> TASK INPUT:
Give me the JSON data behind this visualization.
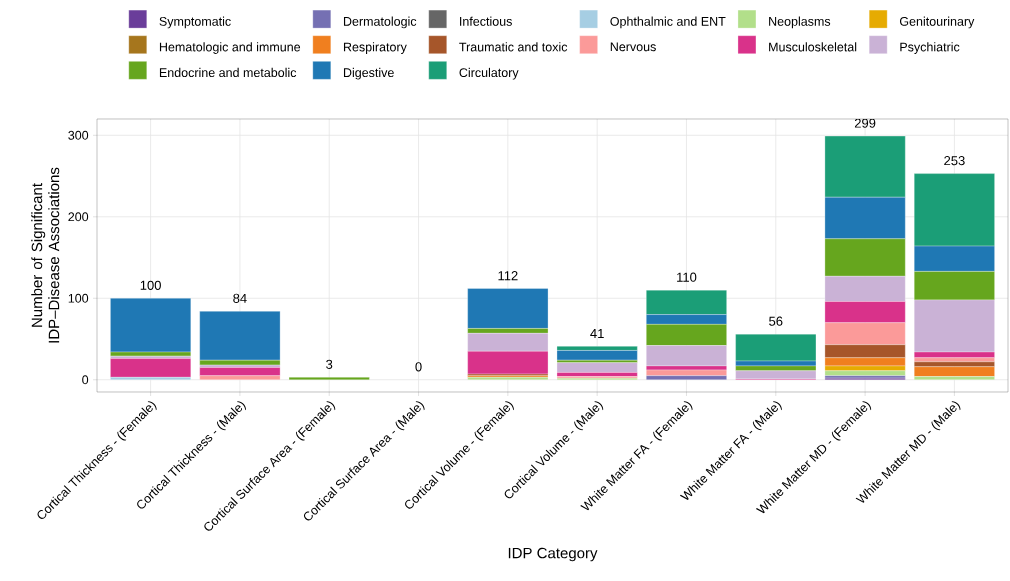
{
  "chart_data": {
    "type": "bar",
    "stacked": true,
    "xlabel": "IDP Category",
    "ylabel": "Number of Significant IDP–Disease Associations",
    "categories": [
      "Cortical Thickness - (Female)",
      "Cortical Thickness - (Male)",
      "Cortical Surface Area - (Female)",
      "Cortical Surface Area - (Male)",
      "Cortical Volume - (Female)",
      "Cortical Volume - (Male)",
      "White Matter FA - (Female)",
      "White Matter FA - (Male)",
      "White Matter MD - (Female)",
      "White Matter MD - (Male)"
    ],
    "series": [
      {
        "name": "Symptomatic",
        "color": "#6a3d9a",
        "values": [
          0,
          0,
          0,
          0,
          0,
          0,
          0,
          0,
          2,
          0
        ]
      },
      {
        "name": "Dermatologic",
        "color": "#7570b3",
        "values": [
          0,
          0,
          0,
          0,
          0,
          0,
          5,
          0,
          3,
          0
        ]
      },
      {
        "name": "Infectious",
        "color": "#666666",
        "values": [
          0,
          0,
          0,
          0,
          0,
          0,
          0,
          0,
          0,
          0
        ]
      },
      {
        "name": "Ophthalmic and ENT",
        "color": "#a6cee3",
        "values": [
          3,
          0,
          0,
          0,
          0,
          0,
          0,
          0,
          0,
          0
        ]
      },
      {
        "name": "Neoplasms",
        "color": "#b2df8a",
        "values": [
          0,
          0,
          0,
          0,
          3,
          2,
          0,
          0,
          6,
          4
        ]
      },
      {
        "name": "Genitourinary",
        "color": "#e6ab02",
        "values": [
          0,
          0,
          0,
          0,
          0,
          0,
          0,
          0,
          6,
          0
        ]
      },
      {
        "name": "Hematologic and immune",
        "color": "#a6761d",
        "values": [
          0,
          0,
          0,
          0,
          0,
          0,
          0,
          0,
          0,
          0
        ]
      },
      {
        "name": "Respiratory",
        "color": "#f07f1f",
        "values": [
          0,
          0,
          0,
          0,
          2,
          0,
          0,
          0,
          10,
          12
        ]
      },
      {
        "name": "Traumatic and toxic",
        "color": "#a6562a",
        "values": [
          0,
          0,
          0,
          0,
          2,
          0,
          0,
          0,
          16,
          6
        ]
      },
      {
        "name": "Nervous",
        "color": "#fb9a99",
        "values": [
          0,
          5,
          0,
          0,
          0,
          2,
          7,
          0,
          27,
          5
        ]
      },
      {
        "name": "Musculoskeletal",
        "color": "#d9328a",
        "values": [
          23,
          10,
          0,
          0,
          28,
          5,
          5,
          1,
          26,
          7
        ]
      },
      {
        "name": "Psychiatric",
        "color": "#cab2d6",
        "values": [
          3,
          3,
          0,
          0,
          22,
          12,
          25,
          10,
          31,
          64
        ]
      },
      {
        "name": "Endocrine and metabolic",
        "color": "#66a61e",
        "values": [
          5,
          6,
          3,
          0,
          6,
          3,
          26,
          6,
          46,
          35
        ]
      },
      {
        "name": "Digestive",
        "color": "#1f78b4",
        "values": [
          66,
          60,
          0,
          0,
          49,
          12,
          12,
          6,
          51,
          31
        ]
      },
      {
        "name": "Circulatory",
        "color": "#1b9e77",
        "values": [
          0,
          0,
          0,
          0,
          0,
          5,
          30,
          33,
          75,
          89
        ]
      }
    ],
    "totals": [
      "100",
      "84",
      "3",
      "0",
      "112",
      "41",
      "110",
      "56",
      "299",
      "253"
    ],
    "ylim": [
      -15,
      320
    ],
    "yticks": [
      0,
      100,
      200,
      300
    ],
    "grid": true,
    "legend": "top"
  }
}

* * *

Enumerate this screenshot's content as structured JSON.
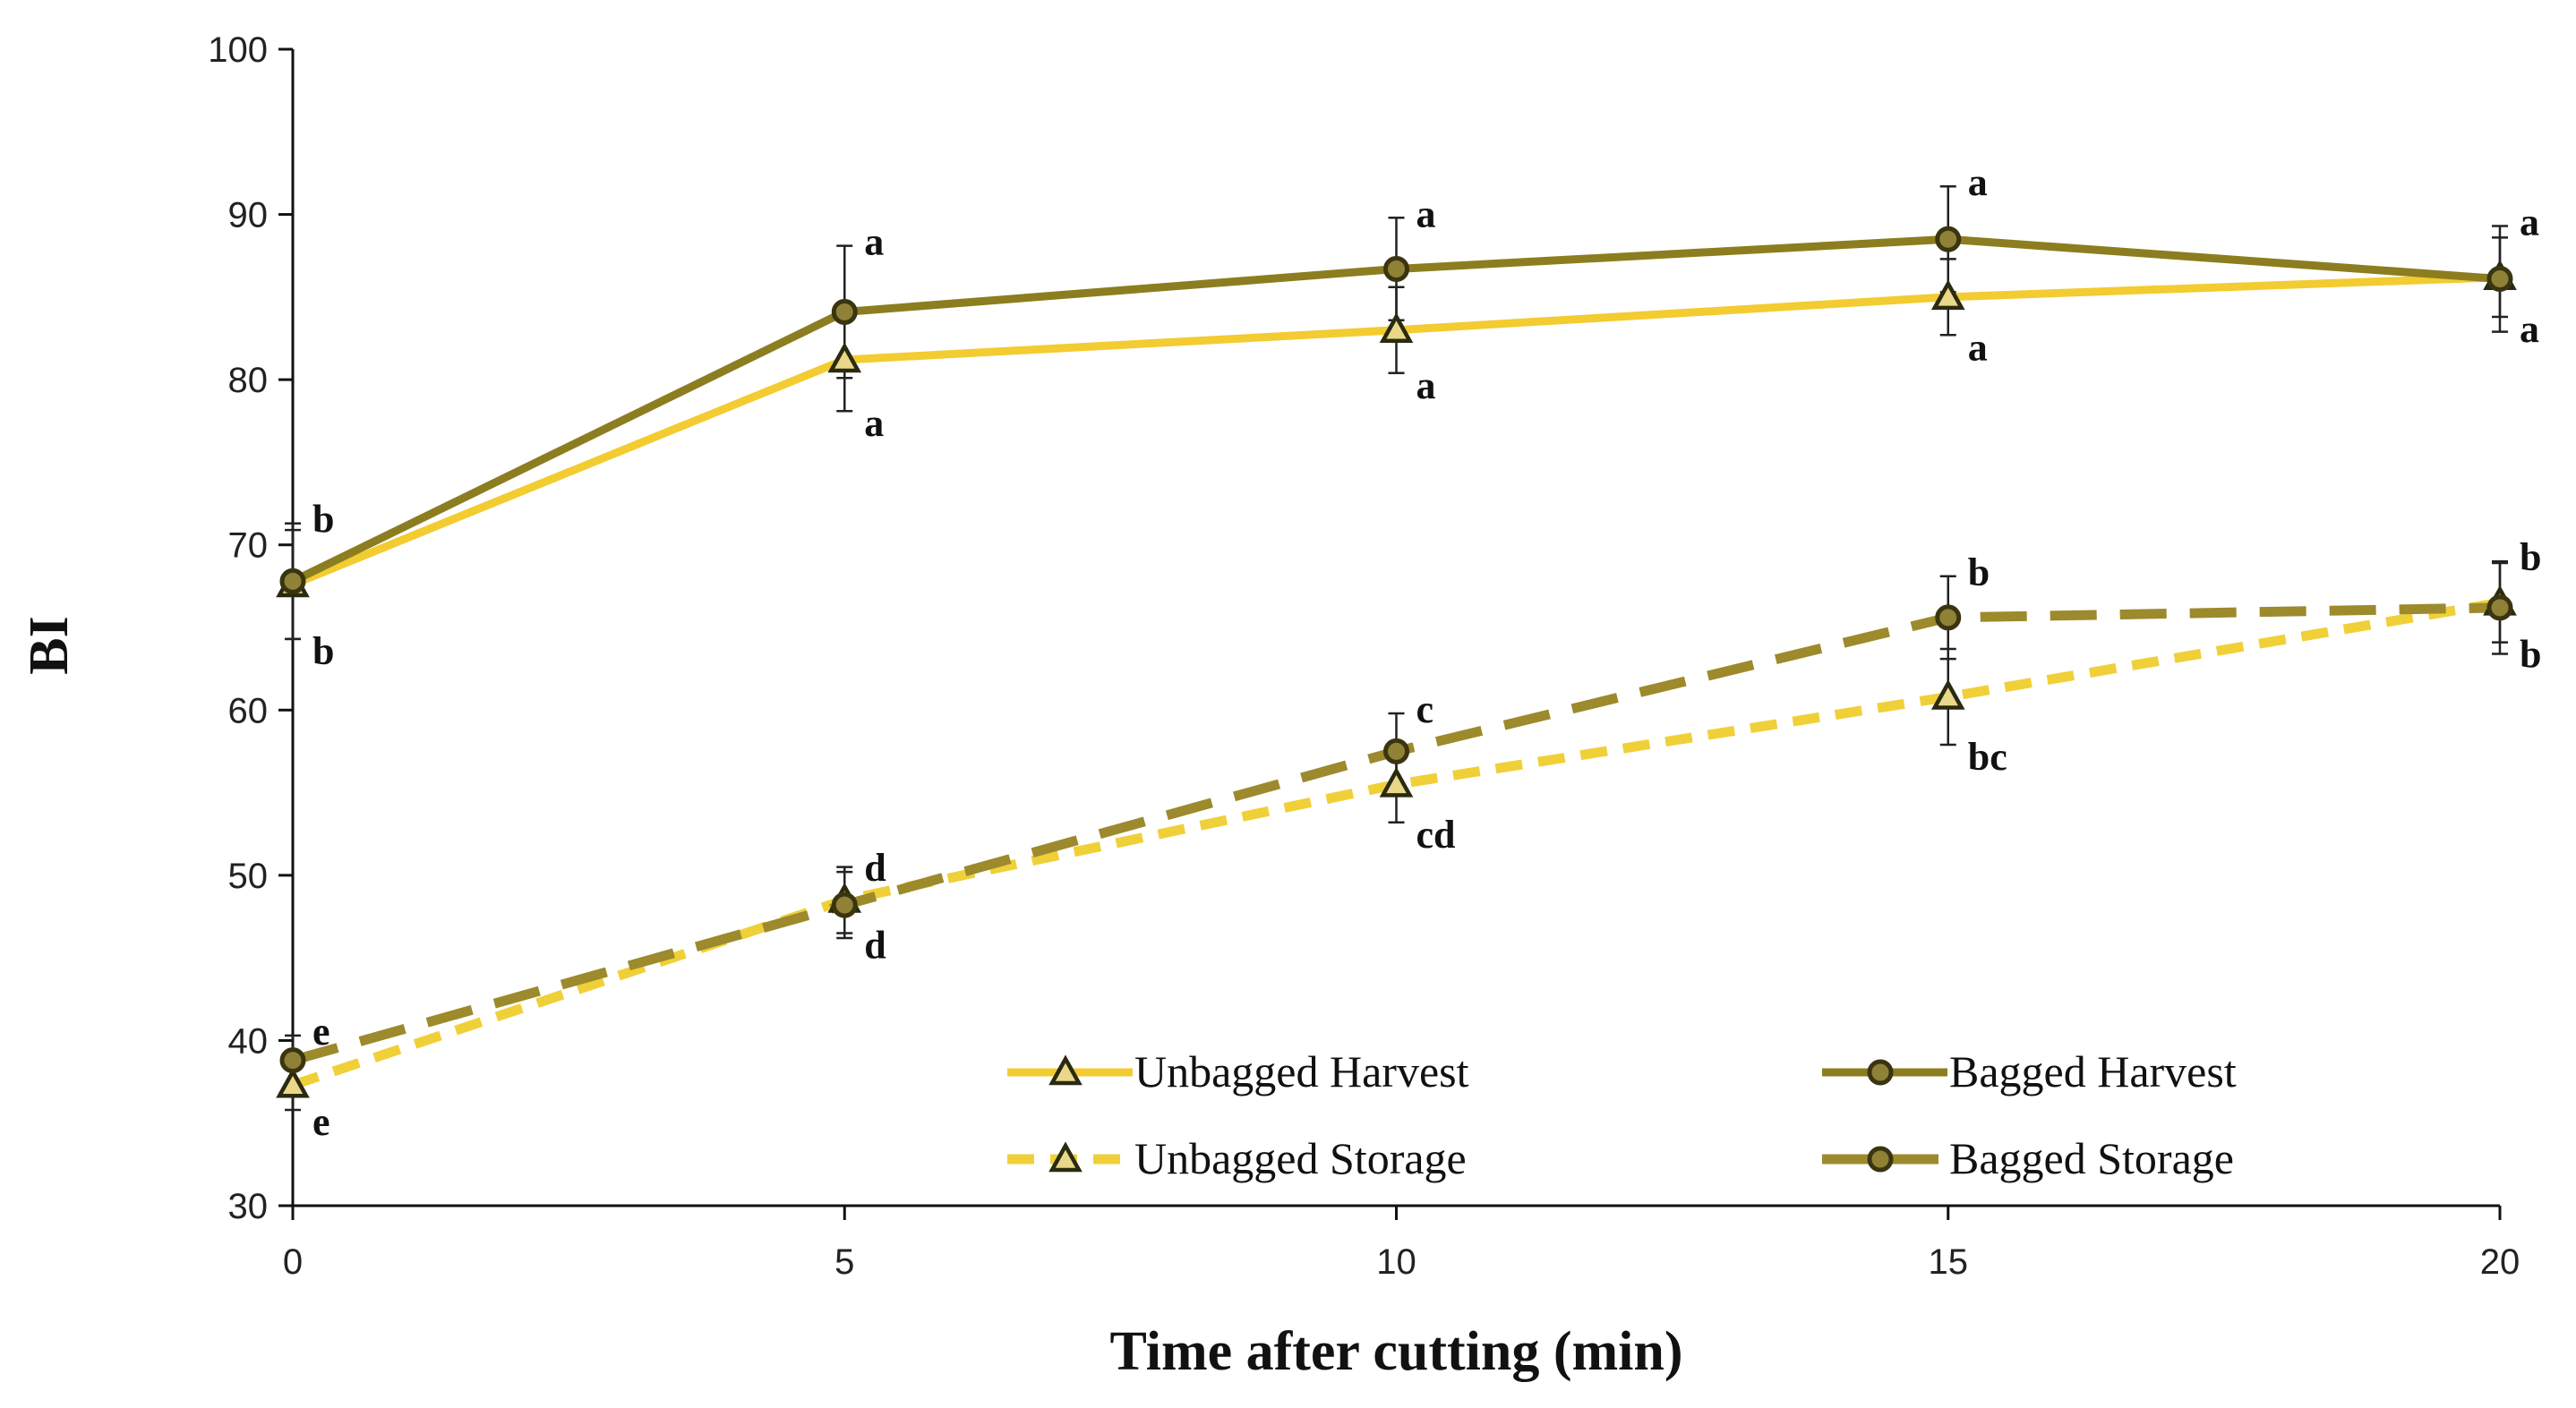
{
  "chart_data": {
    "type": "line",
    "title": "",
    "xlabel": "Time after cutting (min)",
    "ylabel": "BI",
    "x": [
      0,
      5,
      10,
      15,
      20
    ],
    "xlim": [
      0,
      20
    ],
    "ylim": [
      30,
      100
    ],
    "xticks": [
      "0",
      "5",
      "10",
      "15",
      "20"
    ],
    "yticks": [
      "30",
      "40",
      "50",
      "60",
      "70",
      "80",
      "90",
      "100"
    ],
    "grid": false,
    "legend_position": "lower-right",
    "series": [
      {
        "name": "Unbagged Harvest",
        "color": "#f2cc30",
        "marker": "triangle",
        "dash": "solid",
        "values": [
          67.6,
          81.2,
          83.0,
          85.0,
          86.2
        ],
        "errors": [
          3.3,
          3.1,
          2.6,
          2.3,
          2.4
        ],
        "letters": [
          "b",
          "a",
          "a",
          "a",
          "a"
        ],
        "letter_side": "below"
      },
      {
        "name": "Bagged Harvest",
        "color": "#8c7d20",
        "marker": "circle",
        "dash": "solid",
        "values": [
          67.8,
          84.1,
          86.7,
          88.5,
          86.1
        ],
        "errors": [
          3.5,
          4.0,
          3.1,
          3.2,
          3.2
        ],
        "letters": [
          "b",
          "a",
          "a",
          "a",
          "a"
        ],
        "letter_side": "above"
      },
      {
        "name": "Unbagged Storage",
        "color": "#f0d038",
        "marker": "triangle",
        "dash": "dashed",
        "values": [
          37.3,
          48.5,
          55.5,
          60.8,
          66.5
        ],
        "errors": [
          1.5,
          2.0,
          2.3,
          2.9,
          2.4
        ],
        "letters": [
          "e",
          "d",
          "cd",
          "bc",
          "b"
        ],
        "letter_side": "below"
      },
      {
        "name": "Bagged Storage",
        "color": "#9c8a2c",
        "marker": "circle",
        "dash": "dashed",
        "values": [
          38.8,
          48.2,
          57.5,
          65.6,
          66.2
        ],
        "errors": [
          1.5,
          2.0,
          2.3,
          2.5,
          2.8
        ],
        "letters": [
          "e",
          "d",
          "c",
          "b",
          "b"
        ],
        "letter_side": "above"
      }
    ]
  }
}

> TASK INSTRUCTIONS:
Pick out each line containing the string "xlabel" and copy it.

> EXPECTED OUTPUT:
    "xlabel": "IDP Category",
    "xlabel": "Time after cutting (min)",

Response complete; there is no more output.